*WHAT YOU WILL DO*. Retype each entry below, keeping every character the same.

— begin —

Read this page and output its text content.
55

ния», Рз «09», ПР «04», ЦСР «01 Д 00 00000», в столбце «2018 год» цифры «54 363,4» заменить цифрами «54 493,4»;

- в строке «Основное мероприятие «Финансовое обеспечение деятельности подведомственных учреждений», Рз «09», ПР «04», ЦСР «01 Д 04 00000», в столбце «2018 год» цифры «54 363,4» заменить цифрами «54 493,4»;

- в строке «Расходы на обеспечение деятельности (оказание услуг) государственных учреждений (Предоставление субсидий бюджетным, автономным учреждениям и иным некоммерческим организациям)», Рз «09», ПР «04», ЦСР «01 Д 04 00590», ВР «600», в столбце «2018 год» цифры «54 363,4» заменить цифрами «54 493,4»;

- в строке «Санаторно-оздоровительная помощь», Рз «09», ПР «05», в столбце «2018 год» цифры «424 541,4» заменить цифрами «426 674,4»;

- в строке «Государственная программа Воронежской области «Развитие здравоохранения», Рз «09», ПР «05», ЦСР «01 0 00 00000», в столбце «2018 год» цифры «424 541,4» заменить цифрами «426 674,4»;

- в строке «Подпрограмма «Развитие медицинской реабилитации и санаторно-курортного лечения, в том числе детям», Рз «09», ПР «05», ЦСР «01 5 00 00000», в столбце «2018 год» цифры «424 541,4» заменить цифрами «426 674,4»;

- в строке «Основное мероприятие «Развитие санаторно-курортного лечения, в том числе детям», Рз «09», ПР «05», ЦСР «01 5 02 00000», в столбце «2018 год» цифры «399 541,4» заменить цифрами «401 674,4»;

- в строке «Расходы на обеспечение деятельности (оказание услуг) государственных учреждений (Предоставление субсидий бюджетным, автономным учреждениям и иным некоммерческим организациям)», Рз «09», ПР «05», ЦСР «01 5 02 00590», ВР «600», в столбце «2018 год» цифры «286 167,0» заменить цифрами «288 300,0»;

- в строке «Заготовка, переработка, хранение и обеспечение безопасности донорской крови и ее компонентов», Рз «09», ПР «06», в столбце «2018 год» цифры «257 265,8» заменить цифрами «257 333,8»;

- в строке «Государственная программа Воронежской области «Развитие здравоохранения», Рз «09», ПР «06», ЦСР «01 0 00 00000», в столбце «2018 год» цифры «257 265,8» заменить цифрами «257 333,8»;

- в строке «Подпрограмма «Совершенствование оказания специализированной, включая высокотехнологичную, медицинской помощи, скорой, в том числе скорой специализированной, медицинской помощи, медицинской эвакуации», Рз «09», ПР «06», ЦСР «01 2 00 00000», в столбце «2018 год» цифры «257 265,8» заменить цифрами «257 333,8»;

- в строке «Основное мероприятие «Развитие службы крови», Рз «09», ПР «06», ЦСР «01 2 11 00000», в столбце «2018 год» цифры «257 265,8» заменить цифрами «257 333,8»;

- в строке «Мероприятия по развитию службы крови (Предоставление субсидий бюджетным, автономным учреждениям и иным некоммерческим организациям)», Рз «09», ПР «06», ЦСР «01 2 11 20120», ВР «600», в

— end —

*OUTPUT OF THE EXERCISE*.
Read this page and output its text content.
55

ния», Рз «09», ПР «04», ЦСР «01 Д 00 00000», в столбце «2018 год» цифры «54 363,4» заменить цифрами «54 493,4»;

- в строке «Основное мероприятие «Финансовое обеспечение деятельности подведомственных учреждений», Рз «09», ПР «04», ЦСР «01 Д 04 00000», в столбце «2018 год» цифры «54 363,4» заменить цифрами «54 493,4»;

- в строке «Расходы на обеспечение деятельности (оказание услуг) государственных учреждений (Предоставление субсидий бюджетным, автономным учреждениям и иным некоммерческим организациям)», Рз «09», ПР «04», ЦСР «01 Д 04 00590», ВР «600», в столбце «2018 год» цифры «54 363,4» заменить цифрами «54 493,4»;

- в строке «Санаторно-оздоровительная помощь», Рз «09», ПР «05», в столбце «2018 год» цифры «424 541,4» заменить цифрами «426 674,4»;

- в строке «Государственная программа Воронежской области «Развитие здравоохранения», Рз «09», ПР «05», ЦСР «01 0 00 00000», в столбце «2018 год» цифры «424 541,4» заменить цифрами «426 674,4»;

- в строке «Подпрограмма «Развитие медицинской реабилитации и санаторно-курортного лечения, в том числе детям», Рз «09», ПР «05», ЦСР «01 5 00 00000», в столбце «2018 год» цифры «424 541,4» заменить цифрами «426 674,4»;

- в строке «Основное мероприятие «Развитие санаторно-курортного лечения, в том числе детям», Рз «09», ПР «05», ЦСР «01 5 02 00000», в столбце «2018 год» цифры «399 541,4» заменить цифрами «401 674,4»;

- в строке «Расходы на обеспечение деятельности (оказание услуг) государственных учреждений (Предоставление субсидий бюджетным, автономным учреждениям и иным некоммерческим организациям)», Рз «09», ПР «05», ЦСР «01 5 02 00590», ВР «600», в столбце «2018 год» цифры «286 167,0» заменить цифрами «288 300,0»;

- в строке «Заготовка, переработка, хранение и обеспечение безопасности донорской крови и ее компонентов», Рз «09», ПР «06», в столбце «2018 год» цифры «257 265,8» заменить цифрами «257 333,8»;

- в строке «Государственная программа Воронежской области «Развитие здравоохранения», Рз «09», ПР «06», ЦСР «01 0 00 00000», в столбце «2018 год» цифры «257 265,8» заменить цифрами «257 333,8»;

- в строке «Подпрограмма «Совершенствование оказания специализированной, включая высокотехнологичную, медицинской помощи, скорой, в том числе скорой специализированной, медицинской помощи, медицинской эвакуации», Рз «09», ПР «06», ЦСР «01 2 00 00000», в столбце «2018 год» цифры «257 265,8» заменить цифрами «257 333,8»;

- в строке «Основное мероприятие «Развитие службы крови», Рз «09», ПР «06», ЦСР «01 2 11 00000», в столбце «2018 год» цифры «257 265,8» заменить цифрами «257 333,8»;

- в строке «Мероприятия по развитию службы крови (Предоставление субсидий бюджетным, автономным учреждениям и иным некоммерческим организациям)», Рз «09», ПР «06», ЦСР «01 2 11 20120», ВР «600», в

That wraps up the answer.